**WHAT TO PRODUCE**
Track down the lines that contain "vejen" and copy them.
--- BEGIN ---
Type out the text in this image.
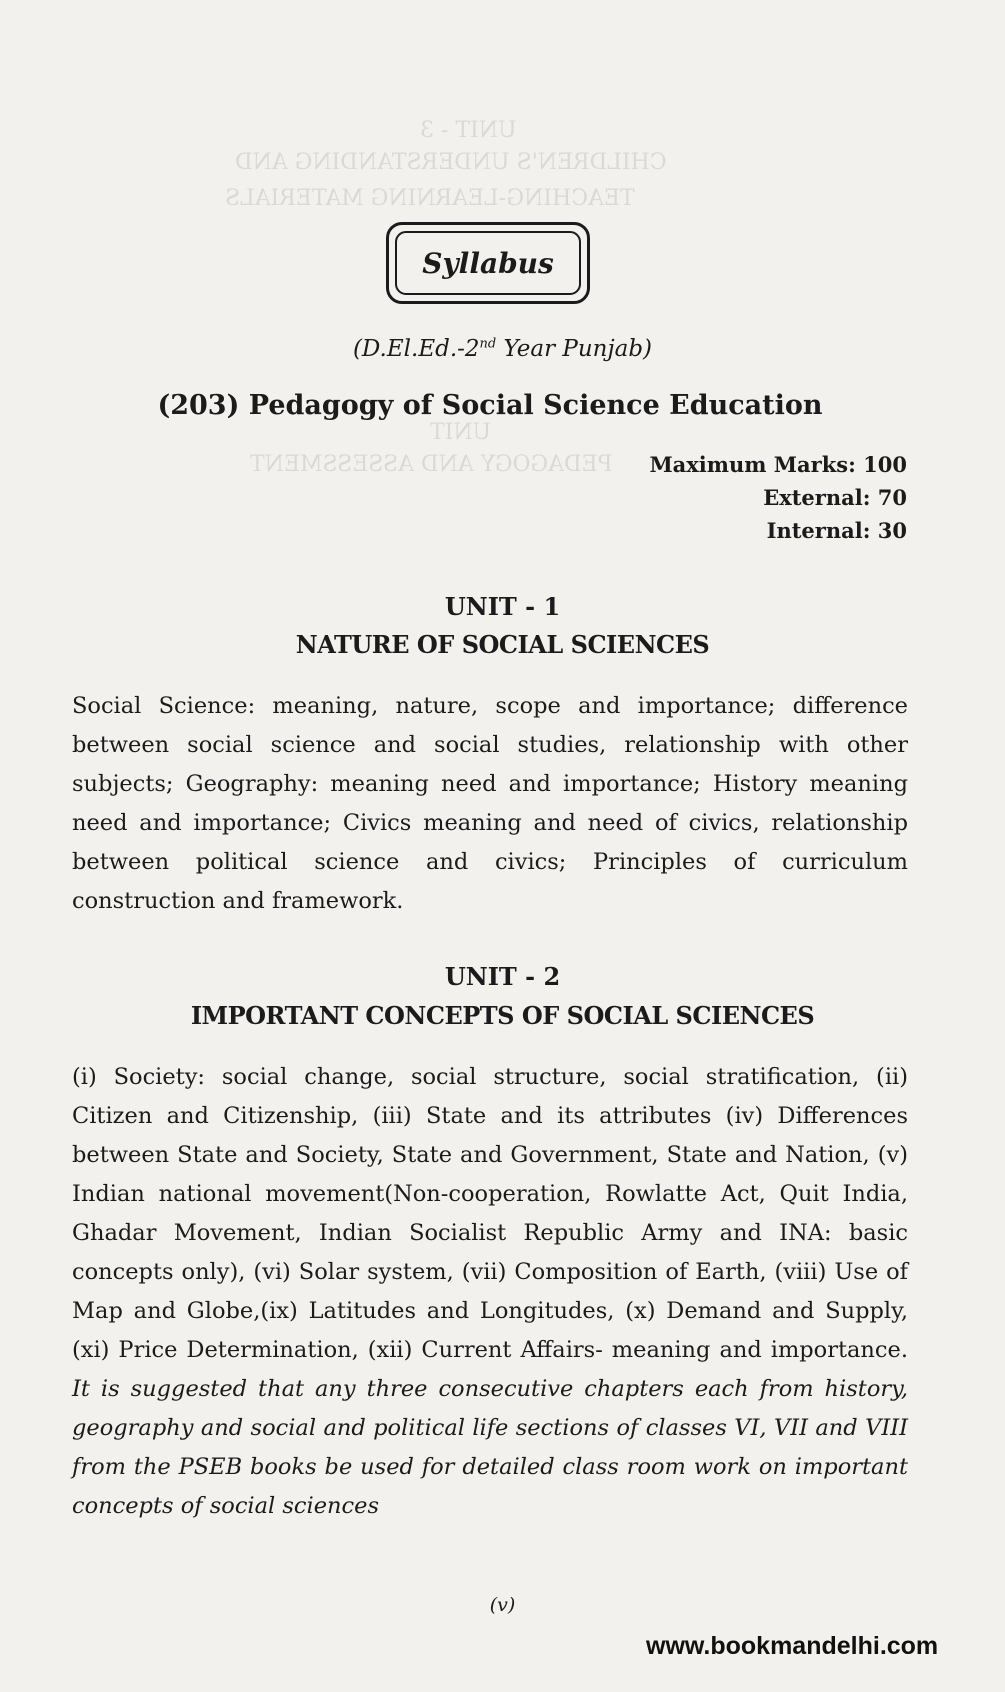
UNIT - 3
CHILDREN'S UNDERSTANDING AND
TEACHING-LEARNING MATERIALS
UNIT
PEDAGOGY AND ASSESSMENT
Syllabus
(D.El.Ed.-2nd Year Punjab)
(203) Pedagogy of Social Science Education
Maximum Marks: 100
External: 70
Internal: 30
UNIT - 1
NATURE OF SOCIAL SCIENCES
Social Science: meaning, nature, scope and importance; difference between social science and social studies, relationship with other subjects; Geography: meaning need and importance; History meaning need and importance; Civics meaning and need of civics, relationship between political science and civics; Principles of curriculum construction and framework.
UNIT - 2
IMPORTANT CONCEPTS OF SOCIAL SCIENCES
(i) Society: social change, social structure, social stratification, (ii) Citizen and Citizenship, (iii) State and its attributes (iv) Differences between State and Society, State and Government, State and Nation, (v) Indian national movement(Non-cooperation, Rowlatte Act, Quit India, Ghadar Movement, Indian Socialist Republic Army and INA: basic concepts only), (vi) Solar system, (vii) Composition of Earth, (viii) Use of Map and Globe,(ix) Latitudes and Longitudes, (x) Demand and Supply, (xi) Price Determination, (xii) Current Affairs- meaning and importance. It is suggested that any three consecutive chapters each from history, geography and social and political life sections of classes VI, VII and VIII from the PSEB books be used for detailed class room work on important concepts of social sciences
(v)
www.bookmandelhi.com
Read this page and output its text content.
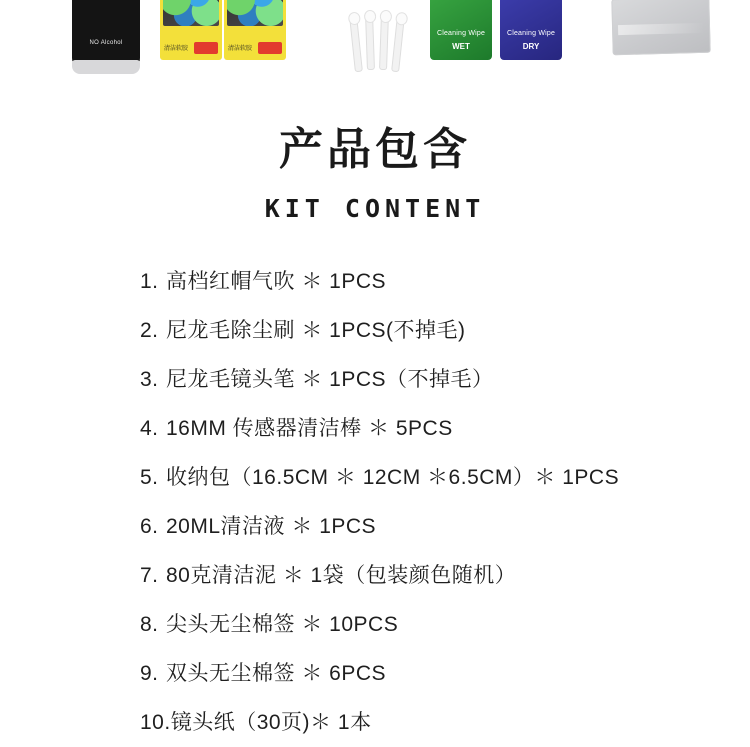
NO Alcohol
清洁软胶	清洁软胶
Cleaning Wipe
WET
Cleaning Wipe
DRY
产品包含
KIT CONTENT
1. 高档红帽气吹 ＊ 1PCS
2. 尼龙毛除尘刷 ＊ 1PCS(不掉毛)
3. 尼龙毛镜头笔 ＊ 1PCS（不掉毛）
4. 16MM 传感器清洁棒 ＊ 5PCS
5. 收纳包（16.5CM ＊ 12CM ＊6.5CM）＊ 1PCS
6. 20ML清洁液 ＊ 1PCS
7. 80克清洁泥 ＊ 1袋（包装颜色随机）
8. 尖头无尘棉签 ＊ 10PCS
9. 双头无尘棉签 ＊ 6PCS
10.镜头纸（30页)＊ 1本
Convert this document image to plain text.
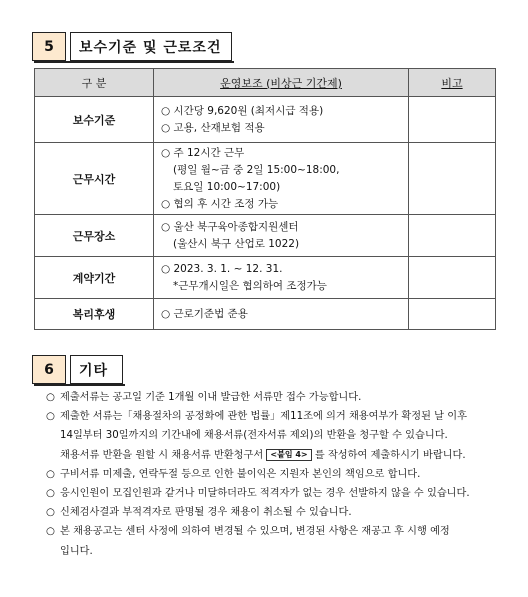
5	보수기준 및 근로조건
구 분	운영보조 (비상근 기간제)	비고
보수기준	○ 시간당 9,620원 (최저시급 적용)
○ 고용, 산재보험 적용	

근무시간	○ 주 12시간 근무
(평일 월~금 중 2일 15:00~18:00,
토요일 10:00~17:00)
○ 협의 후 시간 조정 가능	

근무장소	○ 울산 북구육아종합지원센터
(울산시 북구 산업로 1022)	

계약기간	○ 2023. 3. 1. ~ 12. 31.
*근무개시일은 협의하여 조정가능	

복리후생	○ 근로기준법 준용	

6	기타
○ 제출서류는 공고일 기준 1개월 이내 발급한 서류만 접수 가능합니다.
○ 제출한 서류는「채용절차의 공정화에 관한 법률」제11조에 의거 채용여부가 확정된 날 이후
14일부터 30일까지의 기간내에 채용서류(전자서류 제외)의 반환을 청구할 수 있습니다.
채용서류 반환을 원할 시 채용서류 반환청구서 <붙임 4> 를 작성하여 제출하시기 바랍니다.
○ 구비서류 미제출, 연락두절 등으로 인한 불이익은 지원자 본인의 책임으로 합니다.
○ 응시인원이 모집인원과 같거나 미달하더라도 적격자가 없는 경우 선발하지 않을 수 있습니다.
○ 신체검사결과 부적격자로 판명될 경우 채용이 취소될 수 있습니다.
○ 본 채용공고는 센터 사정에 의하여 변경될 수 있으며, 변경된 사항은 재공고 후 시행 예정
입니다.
--- END ---
--- BEGIN ---
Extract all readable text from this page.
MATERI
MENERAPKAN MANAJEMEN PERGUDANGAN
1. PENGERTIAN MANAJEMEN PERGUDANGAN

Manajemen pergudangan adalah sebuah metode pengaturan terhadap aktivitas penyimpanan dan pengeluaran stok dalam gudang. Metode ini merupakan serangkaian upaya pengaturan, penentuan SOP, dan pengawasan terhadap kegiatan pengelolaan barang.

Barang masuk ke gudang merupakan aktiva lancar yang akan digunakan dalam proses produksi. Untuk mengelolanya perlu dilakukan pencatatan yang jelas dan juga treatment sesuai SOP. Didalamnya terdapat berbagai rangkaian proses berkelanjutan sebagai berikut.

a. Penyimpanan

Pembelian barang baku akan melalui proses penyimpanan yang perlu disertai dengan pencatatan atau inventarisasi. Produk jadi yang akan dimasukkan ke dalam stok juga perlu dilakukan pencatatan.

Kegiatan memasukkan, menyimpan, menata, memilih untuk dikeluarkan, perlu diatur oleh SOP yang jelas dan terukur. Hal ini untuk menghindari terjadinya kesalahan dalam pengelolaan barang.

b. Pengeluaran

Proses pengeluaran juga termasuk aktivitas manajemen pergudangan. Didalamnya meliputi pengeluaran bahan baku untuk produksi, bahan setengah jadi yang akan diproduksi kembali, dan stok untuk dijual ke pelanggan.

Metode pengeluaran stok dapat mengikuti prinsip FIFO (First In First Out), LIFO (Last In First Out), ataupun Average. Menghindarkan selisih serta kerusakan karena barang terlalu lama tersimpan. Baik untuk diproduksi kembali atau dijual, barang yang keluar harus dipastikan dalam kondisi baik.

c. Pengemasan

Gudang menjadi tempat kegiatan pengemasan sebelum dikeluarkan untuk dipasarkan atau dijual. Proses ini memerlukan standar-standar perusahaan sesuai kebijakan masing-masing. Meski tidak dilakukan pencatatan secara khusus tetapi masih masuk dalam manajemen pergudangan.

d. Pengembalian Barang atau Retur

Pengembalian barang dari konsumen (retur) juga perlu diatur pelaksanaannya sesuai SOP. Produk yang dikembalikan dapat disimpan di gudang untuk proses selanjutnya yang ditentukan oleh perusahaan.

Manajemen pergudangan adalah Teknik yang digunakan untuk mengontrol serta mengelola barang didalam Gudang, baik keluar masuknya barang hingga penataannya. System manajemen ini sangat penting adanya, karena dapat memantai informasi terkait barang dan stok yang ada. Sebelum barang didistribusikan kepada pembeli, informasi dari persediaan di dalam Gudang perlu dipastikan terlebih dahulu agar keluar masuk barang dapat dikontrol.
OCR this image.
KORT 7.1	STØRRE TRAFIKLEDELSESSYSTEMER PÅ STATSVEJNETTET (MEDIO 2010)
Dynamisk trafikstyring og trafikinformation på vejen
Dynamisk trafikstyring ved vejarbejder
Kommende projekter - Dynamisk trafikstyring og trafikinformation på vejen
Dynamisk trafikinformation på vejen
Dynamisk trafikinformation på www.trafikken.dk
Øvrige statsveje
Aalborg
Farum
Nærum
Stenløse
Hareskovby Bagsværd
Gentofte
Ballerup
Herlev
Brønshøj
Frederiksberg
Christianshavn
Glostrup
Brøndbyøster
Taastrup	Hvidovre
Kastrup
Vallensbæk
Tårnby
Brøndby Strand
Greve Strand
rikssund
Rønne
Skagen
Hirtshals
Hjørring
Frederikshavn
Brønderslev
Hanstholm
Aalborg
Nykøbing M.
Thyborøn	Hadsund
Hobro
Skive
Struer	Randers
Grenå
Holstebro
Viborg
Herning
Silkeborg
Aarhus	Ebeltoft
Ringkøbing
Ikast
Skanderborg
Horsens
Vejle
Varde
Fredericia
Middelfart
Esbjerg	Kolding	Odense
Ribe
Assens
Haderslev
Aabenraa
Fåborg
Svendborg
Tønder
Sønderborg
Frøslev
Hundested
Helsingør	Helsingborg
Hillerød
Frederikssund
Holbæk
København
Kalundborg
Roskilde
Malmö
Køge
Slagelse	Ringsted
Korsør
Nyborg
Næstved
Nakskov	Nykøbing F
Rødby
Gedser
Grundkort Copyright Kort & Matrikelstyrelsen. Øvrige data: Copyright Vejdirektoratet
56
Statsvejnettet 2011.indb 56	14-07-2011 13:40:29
--- END ---
**SOLUTION TO THIS EXERCISE**
Dynamisk trafikstyring og trafikinformation på vejen
Kommende projekter - Dynamisk trafikstyring og trafikinformation på vejen
Dynamisk trafikinformation på vejen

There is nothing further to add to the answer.